WORK TO BE COMPLETED:
Below are some entries. Copy each line that holds the string "polohách".

Collection entries:
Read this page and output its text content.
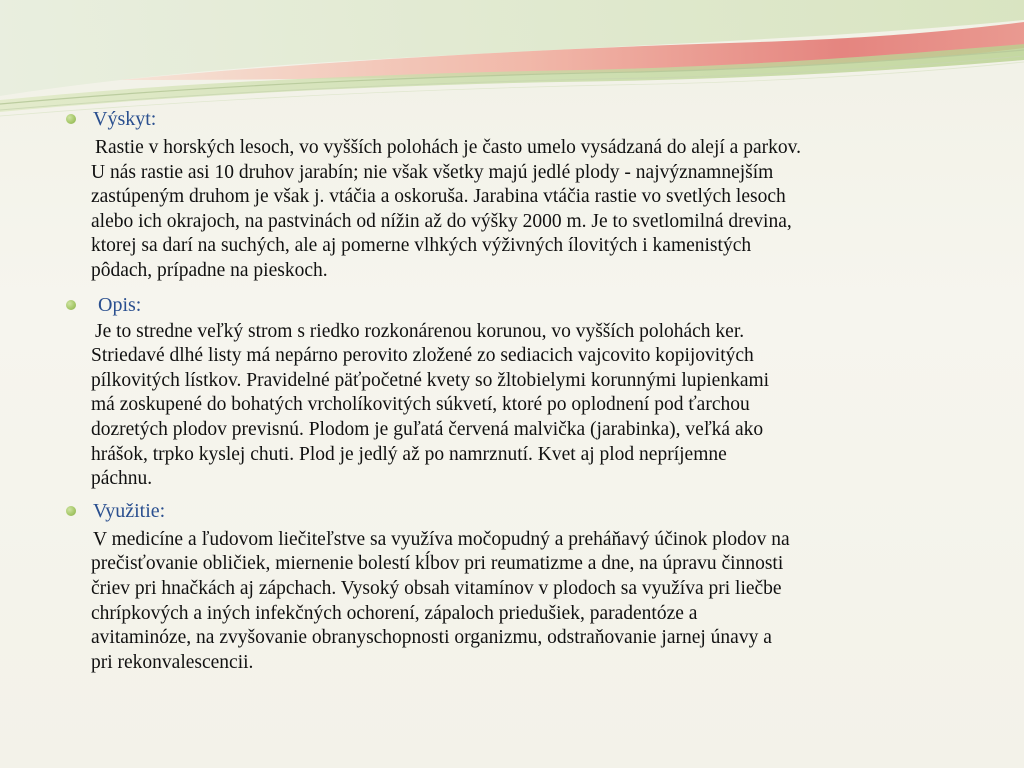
Výskyt:

Rastie v horských lesoch, vo vyšších polohách je často umelo vysádzaná do alejí a parkov.

U nás rastie asi 10 druhov jarabín; nie však všetky majú jedlé plody - najvýznamnejším

zastúpeným druhom je však j. vtáčia a oskoruša. Jarabina vtáčia rastie vo svetlých lesoch

alebo ich okrajoch, na pastvinách od nížin až do výšky 2000 m. Je to svetlomilná drevina,

ktorej sa darí na suchých, ale aj pomerne vlhkých výživných ílovitých i kamenistých

pôdach, prípadne na pieskoch.

Opis:

Je to stredne veľký strom s riedko rozkonárenou korunou, vo vyšších polohách ker.

Striedavé dlhé listy má nepárno perovito zložené zo sediacich vajcovito kopijovitých

pílkovitých lístkov. Pravidelné päťpočetné kvety so žltobielymi korunnými lupienkami

má zoskupené do bohatých vrcholíkovitých súkvetí, ktoré po oplodnení pod ťarchou

dozretých plodov previsnú. Plodom je guľatá červená malvička (jarabinka), veľká ako

hrášok, trpko kyslej chuti. Plod je jedlý až po namrznutí. Kvet aj plod nepríjemne

páchnu.

Využitie:

V medicíne a ľudovom liečiteľstve sa využíva močopudný a preháňavý účinok plodov na

prečisťovanie obličiek, miernenie bolestí kĺbov pri reumatizme a dne, na úpravu činnosti

čriev pri hnačkách aj zápchach. Vysoký obsah vitamínov v plodoch sa využíva pri liečbe

chrípkových a iných infekčných ochorení, zápaloch priedušiek, paradentóze a

avitaminóze, na zvyšovanie obranyschopnosti organizmu, odstraňovanie jarnej únavy a

pri rekonvalescencii.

SOLUTION TO THE PROBLEM:
Rastie v horských lesoch, vo vyšších polohách je často umelo vysádzaná do alejí a parkov.
Je to stredne veľký strom s riedko rozkonárenou korunou, vo vyšších polohách ker.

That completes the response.